_TAREA INDICADA 1_. Copia tal cual la parte del fragmento sobre escribir en Tánger que empieza en "Nunca consigo escribir" y termina en "suficiente para comer.".

_FRAGMENTO_.
□ □ □ □

Uno de los grandes reporteros españoles de las últimas décadas, Javier Valenzuela, ex director adjunto de El País y vinculado a Valencia en sus inicios periodísticos, se ha instalado en el escenario de su primera novela, Tánger, para escribir su nuevo libro. Desde la ciudad marroquí rememora el denso pasado literario de la misma.

Escribiendo en Tánger

Nunca consigo escribir en silencio. Ahora son los gorriones que viven en el palacete los que se plantan en las sillas que rodean el escritorio y se ponen a piar como solicitándome algo. Aún no he logrado saber qué es lo que quieren; varias veces les he puesto migas de pan o tacitas con un poco de agua, pero no han hecho ni puñetero caso. Quizá tan solo deseen señalizar su presencia, quizá me estén proponiendo establecer algún tipo de conversación.

De vez en cuando, levanto la cabeza del portátil y les digo algo a los gorriones. Sí, yo también estoy contento de vivir un día más; sí, hoy volvemos a tener uno de esos días luminosos y fragantes de la primavera tangerina; sí, el mundo puede ser hermoso si tienes salud, libertad, un techo para refugiarte y lo suficiente para comer.

□ □ □ □

_LISTADO PROPORCIONADO_.
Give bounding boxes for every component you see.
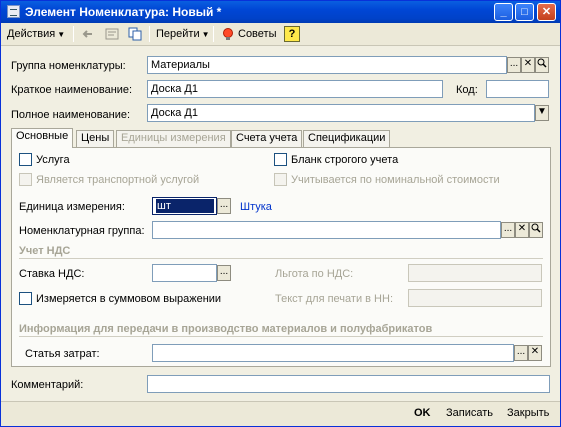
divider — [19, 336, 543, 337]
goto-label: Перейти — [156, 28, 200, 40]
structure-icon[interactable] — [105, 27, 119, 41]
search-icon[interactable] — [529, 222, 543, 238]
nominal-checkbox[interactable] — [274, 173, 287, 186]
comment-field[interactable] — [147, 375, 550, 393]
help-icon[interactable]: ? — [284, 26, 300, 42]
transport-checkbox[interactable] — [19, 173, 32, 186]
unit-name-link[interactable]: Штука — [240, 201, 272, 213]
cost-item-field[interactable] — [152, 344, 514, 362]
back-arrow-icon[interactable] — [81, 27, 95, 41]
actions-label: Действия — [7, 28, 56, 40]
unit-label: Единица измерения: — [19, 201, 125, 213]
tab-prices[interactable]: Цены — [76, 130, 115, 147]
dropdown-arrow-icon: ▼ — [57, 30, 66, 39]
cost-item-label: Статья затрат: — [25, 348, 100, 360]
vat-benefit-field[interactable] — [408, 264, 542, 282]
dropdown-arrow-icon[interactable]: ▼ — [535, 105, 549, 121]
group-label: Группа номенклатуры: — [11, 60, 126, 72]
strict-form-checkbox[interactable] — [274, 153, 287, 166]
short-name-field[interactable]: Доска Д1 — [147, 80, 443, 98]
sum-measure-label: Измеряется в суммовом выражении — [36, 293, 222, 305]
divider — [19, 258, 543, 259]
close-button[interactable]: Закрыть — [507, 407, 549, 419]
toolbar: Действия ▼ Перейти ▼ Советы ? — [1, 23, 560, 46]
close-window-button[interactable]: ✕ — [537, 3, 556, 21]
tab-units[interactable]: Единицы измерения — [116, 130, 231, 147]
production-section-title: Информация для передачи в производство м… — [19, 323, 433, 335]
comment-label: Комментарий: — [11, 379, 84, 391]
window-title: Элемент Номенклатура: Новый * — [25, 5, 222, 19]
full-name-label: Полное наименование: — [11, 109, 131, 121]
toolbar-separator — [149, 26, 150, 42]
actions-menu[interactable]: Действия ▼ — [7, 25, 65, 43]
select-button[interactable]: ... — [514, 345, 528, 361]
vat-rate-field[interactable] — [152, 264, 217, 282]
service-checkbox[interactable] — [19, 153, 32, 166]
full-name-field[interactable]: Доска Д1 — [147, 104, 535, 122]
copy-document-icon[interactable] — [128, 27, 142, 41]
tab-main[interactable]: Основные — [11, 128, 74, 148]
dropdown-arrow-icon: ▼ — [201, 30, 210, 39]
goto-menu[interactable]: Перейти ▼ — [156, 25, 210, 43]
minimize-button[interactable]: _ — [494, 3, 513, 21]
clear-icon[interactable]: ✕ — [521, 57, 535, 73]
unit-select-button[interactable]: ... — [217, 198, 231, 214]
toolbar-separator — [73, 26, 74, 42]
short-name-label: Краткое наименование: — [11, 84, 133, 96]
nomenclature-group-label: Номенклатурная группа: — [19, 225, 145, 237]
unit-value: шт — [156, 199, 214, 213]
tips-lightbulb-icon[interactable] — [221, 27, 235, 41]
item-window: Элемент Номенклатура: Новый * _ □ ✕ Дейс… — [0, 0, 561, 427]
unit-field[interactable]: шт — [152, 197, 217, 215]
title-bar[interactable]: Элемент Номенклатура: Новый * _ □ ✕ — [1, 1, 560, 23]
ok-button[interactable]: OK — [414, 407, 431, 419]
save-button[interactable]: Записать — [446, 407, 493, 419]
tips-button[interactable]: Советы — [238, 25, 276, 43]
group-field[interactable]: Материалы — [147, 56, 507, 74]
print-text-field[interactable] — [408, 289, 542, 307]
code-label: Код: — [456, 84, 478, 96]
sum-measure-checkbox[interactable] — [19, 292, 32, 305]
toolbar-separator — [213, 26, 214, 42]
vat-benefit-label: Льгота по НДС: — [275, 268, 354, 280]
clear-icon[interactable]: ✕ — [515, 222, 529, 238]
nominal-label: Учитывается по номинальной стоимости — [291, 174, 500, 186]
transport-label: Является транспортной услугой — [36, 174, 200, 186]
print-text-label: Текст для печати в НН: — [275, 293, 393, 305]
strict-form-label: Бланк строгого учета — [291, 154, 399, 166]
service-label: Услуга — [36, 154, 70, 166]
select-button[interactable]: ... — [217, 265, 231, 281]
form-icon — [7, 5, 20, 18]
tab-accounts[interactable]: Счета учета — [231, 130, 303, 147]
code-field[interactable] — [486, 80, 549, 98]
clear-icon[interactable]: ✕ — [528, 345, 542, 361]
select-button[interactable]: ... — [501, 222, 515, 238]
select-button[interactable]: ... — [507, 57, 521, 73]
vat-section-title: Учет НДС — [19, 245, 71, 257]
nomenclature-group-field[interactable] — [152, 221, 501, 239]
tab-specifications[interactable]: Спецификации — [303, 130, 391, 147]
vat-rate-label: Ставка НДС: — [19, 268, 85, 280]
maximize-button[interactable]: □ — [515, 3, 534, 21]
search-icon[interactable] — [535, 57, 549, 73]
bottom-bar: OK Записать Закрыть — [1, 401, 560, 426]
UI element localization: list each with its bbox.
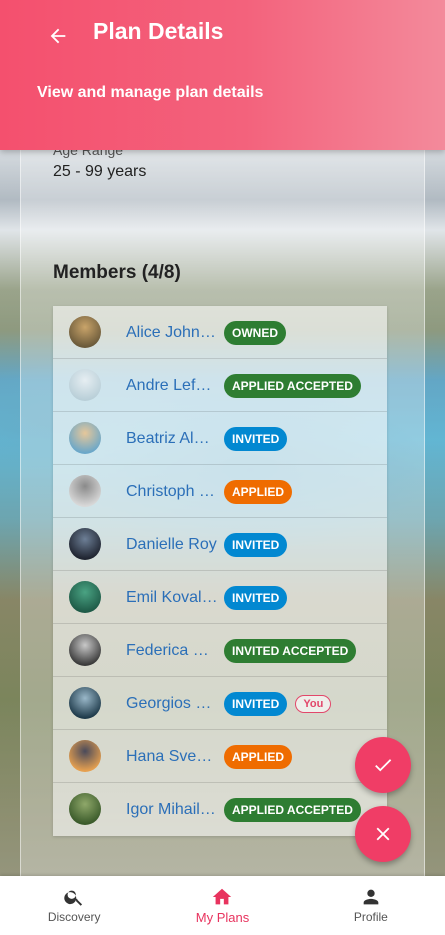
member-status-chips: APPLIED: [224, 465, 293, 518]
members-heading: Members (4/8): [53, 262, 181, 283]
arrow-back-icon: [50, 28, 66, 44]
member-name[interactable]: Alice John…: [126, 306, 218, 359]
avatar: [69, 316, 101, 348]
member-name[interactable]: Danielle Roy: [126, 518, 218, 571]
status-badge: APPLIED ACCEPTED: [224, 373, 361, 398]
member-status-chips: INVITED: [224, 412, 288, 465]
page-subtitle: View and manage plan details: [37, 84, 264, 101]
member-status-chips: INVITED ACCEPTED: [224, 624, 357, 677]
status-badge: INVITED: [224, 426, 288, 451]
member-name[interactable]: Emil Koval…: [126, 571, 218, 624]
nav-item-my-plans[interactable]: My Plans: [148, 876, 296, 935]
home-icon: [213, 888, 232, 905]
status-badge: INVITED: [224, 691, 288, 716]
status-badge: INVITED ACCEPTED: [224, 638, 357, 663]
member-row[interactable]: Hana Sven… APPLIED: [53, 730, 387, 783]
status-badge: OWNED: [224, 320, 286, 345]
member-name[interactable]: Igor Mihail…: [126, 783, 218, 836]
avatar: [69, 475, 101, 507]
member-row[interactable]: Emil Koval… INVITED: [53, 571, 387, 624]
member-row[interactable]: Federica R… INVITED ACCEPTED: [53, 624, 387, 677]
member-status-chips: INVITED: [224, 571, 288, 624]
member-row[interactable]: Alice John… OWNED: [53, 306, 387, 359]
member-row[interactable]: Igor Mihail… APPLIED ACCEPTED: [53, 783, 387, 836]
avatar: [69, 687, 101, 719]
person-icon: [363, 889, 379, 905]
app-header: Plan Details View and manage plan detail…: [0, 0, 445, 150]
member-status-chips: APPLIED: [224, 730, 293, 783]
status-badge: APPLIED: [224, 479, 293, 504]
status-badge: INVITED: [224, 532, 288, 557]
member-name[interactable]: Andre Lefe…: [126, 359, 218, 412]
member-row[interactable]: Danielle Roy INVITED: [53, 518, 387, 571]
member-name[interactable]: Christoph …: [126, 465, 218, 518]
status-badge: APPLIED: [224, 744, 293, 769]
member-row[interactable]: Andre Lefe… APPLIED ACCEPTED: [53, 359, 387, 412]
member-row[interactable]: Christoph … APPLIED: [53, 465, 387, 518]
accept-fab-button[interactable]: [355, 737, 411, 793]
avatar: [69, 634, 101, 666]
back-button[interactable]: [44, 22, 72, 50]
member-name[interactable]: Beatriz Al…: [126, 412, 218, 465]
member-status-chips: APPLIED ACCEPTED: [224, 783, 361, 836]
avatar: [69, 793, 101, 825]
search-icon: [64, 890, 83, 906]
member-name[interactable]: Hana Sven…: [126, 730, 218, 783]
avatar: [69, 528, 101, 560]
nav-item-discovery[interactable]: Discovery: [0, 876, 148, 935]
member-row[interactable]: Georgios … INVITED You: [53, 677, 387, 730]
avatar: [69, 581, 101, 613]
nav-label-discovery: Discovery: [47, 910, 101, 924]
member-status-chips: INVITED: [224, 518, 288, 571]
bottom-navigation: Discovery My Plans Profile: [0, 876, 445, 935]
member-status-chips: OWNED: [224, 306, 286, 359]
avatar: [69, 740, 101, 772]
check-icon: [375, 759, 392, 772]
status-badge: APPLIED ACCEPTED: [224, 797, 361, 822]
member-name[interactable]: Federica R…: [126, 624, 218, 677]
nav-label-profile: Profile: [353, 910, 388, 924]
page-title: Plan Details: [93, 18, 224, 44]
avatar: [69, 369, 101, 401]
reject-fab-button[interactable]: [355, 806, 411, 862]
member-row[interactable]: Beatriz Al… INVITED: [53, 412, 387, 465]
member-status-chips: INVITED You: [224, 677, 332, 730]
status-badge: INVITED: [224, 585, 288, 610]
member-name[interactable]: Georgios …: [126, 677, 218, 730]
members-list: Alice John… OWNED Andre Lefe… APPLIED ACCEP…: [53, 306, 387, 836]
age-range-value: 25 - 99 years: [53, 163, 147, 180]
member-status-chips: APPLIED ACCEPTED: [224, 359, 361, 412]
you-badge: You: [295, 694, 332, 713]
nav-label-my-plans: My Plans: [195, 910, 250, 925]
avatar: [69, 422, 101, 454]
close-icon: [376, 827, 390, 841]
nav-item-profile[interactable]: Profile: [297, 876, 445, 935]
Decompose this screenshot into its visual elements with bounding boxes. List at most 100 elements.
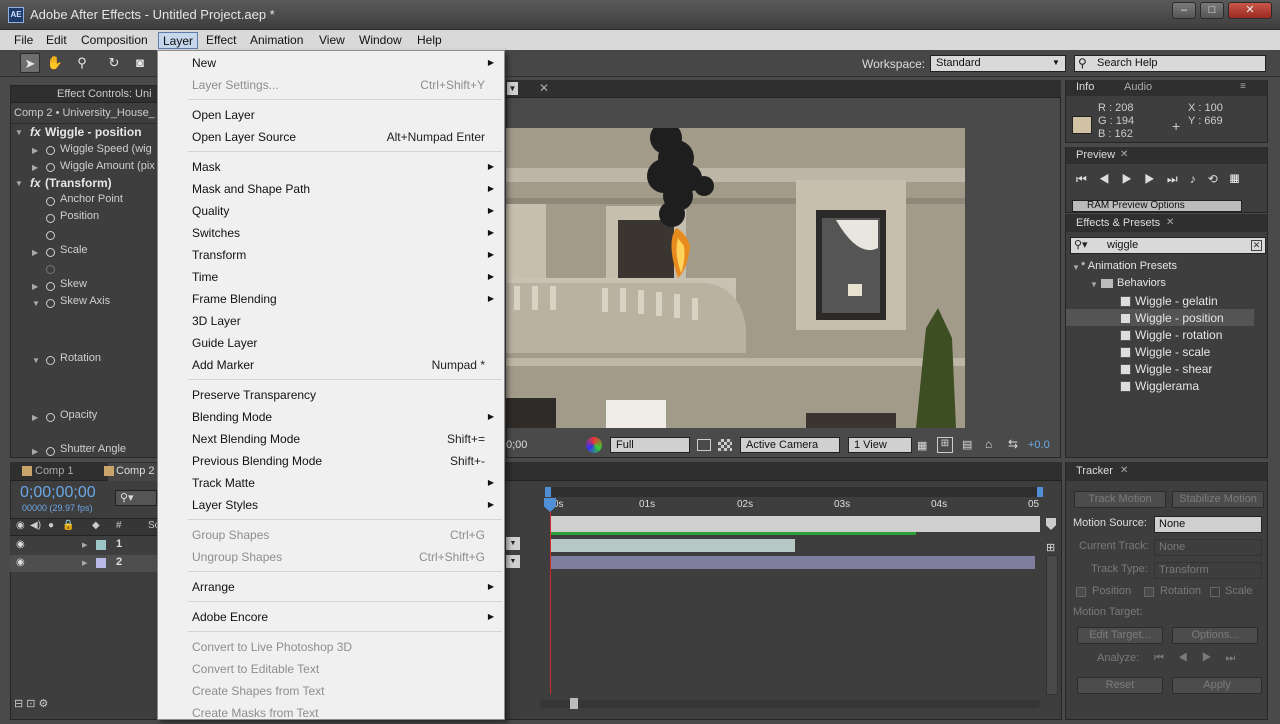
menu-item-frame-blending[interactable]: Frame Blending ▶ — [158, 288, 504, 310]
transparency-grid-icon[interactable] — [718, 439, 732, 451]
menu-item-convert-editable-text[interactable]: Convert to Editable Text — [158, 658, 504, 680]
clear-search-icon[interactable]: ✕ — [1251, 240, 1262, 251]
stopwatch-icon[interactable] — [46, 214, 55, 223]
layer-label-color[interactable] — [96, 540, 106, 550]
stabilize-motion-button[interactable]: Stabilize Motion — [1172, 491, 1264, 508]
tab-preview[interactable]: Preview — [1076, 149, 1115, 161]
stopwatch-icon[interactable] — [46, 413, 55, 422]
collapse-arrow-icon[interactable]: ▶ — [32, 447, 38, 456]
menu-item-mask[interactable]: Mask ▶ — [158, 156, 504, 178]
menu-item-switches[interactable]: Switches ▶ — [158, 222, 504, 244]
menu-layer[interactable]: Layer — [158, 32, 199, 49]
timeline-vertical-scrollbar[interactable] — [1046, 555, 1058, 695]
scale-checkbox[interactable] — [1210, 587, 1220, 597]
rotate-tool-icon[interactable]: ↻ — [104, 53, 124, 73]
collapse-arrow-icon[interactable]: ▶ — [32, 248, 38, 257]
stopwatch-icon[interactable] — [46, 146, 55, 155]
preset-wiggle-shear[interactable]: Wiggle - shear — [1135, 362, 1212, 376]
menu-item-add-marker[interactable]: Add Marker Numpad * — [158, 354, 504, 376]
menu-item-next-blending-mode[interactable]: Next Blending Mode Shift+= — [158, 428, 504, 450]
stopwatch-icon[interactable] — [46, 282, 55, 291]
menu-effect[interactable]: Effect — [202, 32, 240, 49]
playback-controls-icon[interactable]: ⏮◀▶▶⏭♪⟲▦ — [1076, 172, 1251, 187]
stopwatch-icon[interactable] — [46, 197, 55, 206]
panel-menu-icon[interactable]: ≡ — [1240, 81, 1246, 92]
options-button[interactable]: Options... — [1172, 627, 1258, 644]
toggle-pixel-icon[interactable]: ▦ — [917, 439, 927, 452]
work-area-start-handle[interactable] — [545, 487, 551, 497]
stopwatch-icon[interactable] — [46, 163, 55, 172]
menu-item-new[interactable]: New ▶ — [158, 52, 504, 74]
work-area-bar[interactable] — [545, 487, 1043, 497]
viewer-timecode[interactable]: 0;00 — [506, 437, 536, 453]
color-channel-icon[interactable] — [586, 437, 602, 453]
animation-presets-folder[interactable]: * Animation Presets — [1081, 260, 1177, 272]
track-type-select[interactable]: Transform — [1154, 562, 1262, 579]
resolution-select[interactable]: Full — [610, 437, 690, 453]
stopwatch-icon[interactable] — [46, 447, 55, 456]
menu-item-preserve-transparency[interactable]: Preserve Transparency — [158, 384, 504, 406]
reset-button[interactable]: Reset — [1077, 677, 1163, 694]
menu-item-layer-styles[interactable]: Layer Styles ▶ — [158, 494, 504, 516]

□ □ □ □

_TAREA INDICADA 2_. Convierte en una lista numerada las líneas del listado de arriba, empezando en la que contiene "menu-item-frame-blending[interactable]: Frame Blending" y terminando en la que contiene "clear-search-icon[interactable]: ✕ —", ambas incluidas. Deja fuera las líneas en blanco.

_RESPUESTA CORRECTA 1_.
Nunca consigo escribir en silencio. Ahora son los gorriones que viven en el palacete los que se plantan en las sillas que rodean el escritorio y se ponen a piar como solicitándome algo. Aún no he logrado saber qué es lo que quieren; varias veces les he puesto migas de pan o tacitas con un poco de agua, pero no han hecho ni puñetero caso. Quizá tan solo deseen señalizar su presencia, quizá me estén proponiendo establecer algún tipo de conversación.

De vez en cuando, levanto la cabeza del portátil y les digo algo a los gorriones. Sí, yo también estoy contento de vivir un día más; sí, hoy volvemos a tener uno de esos días luminosos y fragantes de la primavera tangerina; sí, el mundo puede ser hermoso si tienes salud, libertad, un techo para refugiarte y lo suficiente para comer.

_RESPUESTA CORRECTA 2_.
1. menu-item-frame-blending[interactable]: Frame Blending ▶ — [158, 288, 504, 310]
2. transparency-grid-icon[interactable] — [718, 439, 732, 451]
3. menu-item-convert-editable-text[interactable]: Convert to Editable Text — [158, 658, 504, 680]
4. clear-search-icon[interactable]: ✕ — [1251, 240, 1262, 251]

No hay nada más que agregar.